[Records excerpted from a collection]
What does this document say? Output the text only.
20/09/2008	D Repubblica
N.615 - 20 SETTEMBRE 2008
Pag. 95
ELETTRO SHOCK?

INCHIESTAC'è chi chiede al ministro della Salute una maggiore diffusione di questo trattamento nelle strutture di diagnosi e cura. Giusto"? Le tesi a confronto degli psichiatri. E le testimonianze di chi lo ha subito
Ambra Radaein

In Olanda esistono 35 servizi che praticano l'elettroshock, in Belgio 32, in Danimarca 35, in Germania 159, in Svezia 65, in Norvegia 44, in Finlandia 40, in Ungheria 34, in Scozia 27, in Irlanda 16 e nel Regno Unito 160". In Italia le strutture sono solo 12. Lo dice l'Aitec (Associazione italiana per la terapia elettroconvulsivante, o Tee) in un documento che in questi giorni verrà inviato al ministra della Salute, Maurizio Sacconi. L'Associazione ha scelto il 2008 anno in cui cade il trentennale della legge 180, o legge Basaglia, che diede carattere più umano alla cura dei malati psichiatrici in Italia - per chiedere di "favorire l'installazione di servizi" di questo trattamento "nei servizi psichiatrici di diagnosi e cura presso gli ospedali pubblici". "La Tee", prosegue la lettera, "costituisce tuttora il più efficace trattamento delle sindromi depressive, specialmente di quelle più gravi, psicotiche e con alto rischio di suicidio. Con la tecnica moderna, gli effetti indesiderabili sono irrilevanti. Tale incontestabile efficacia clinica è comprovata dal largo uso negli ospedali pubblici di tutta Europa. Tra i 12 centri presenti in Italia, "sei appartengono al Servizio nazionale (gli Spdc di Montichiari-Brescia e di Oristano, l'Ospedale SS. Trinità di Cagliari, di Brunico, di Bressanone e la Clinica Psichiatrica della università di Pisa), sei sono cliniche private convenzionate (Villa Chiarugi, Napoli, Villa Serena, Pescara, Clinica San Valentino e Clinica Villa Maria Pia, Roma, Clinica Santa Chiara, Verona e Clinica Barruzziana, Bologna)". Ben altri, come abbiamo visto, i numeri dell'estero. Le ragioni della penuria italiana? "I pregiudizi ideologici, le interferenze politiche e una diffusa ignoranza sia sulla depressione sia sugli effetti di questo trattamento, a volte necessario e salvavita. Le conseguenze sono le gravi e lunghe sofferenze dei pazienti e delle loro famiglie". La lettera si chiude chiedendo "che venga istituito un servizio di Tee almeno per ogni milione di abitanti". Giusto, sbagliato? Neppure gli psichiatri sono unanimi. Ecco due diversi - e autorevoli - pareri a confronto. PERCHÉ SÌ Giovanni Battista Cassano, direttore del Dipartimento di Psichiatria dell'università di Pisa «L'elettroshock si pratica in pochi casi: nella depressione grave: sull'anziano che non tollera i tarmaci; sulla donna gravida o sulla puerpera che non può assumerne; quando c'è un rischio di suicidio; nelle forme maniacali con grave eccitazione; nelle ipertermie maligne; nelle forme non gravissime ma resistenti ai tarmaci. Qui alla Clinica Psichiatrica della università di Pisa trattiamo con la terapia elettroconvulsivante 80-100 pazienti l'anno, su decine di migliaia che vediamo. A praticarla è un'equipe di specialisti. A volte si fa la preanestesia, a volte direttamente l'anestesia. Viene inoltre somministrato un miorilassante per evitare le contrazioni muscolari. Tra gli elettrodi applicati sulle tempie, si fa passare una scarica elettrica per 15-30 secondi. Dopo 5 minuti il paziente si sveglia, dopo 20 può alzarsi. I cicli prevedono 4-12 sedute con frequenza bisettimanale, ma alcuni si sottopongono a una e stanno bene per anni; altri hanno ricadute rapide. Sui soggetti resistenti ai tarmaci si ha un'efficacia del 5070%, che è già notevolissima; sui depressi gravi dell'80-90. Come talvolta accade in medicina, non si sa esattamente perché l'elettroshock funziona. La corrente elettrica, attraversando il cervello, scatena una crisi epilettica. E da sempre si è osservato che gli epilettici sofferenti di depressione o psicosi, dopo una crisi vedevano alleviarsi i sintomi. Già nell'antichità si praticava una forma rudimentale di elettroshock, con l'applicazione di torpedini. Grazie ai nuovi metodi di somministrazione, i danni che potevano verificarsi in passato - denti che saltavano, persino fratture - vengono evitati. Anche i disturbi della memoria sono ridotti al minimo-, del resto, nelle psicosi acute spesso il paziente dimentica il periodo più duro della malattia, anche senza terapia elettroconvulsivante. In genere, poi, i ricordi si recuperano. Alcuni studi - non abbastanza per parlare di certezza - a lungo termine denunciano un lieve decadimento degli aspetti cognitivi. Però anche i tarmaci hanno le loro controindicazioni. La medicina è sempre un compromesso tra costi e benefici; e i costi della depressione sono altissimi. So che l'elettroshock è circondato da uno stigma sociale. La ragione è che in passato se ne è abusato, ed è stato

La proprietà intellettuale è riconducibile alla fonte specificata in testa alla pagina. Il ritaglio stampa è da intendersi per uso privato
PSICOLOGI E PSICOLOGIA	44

- What to produce
Restate the whole listing exactly, leaving out nothing.

- Written answer
What does this document say? Output the text only.
20/09/2008	D Repubblica
N.615 - 20 SETTEMBRE 2008
Pag. 95
ELETTRO SHOCK?

INCHIESTAC'è chi chiede al ministro della Salute una maggiore diffusione di questo trattamento nelle strutture di diagnosi e cura. Giusto"? Le tesi a confronto degli psichiatri. E le testimonianze di chi lo ha subito
Ambra Radaein

In Olanda esistono 35 servizi che praticano l'elettroshock, in Belgio 32, in Danimarca 35, in Germania 159, in Svezia 65, in Norvegia 44, in Finlandia 40, in Ungheria 34, in Scozia 27, in Irlanda 16 e nel Regno Unito 160". In Italia le strutture sono solo 12. Lo dice l'Aitec (Associazione italiana per la terapia elettroconvulsivante, o Tee) in un documento che in questi giorni verrà inviato al ministra della Salute, Maurizio Sacconi. L'Associazione ha scelto il 2008 anno in cui cade il trentennale della legge 180, o legge Basaglia, che diede carattere più umano alla cura dei malati psichiatrici in Italia - per chiedere di "favorire l'installazione di servizi" di questo trattamento "nei servizi psichiatrici di diagnosi e cura presso gli ospedali pubblici". "La Tee", prosegue la lettera, "costituisce tuttora il più efficace trattamento delle sindromi depressive, specialmente di quelle più gravi, psicotiche e con alto rischio di suicidio. Con la tecnica moderna, gli effetti indesiderabili sono irrilevanti. Tale incontestabile efficacia clinica è comprovata dal largo uso negli ospedali pubblici di tutta Europa. Tra i 12 centri presenti in Italia, "sei appartengono al Servizio nazionale (gli Spdc di Montichiari-Brescia e di Oristano, l'Ospedale SS. Trinità di Cagliari, di Brunico, di Bressanone e la Clinica Psichiatrica della università di Pisa), sei sono cliniche private convenzionate (Villa Chiarugi, Napoli, Villa Serena, Pescara, Clinica San Valentino e Clinica Villa Maria Pia, Roma, Clinica Santa Chiara, Verona e Clinica Barruzziana, Bologna)". Ben altri, come abbiamo visto, i numeri dell'estero. Le ragioni della penuria italiana? "I pregiudizi ideologici, le interferenze politiche e una diffusa ignoranza sia sulla depressione sia sugli effetti di questo trattamento, a volte necessario e salvavita. Le conseguenze sono le gravi e lunghe sofferenze dei pazienti e delle loro famiglie". La lettera si chiude chiedendo "che venga istituito un servizio di Tee almeno per ogni milione di abitanti". Giusto, sbagliato? Neppure gli psichiatri sono unanimi. Ecco due diversi - e autorevoli - pareri a confronto. PERCHÉ SÌ Giovanni Battista Cassano, direttore del Dipartimento di Psichiatria dell'università di Pisa «L'elettroshock si pratica in pochi casi: nella depressione grave: sull'anziano che non tollera i tarmaci; sulla donna gravida o sulla puerpera che non può assumerne; quando c'è un rischio di suicidio; nelle forme maniacali con grave eccitazione; nelle ipertermie maligne; nelle forme non gravissime ma resistenti ai tarmaci. Qui alla Clinica Psichiatrica della università di Pisa trattiamo con la terapia elettroconvulsivante 80-100 pazienti l'anno, su decine di migliaia che vediamo. A praticarla è un'equipe di specialisti. A volte si fa la preanestesia, a volte direttamente l'anestesia. Viene inoltre somministrato un miorilassante per evitare le contrazioni muscolari. Tra gli elettrodi applicati sulle tempie, si fa passare una scarica elettrica per 15-30 secondi. Dopo 5 minuti il paziente si sveglia, dopo 20 può alzarsi. I cicli prevedono 4-12 sedute con frequenza bisettimanale, ma alcuni si sottopongono a una e stanno bene per anni; altri hanno ricadute rapide. Sui soggetti resistenti ai tarmaci si ha un'efficacia del 5070%, che è già notevolissima; sui depressi gravi dell'80-90. Come talvolta accade in medicina, non si sa esattamente perché l'elettroshock funziona. La corrente elettrica, attraversando il cervello, scatena una crisi epilettica. E da sempre si è osservato che gli epilettici sofferenti di depressione o psicosi, dopo una crisi vedevano alleviarsi i sintomi. Già nell'antichità si praticava una forma rudimentale di elettroshock, con l'applicazione di torpedini. Grazie ai nuovi metodi di somministrazione, i danni che potevano verificarsi in passato - denti che saltavano, persino fratture - vengono evitati. Anche i disturbi della memoria sono ridotti al minimo-, del resto, nelle psicosi acute spesso il paziente dimentica il periodo più duro della malattia, anche senza terapia elettroconvulsivante. In genere, poi, i ricordi si recuperano. Alcuni studi - non abbastanza per parlare di certezza - a lungo termine denunciano un lieve decadimento degli aspetti cognitivi. Però anche i tarmaci hanno le loro controindicazioni. La medicina è sempre un compromesso tra costi e benefici; e i costi della depressione sono altissimi. So che l'elettroshock è circondato da uno stigma sociale. La ragione è che in passato se ne è abusato, ed è stato

La proprietà intellettuale è riconducibile alla fonte specificata in testa alla pagina. Il ritaglio stampa è da intendersi per uso privato
PSICOLOGI E PSICOLOGIA	44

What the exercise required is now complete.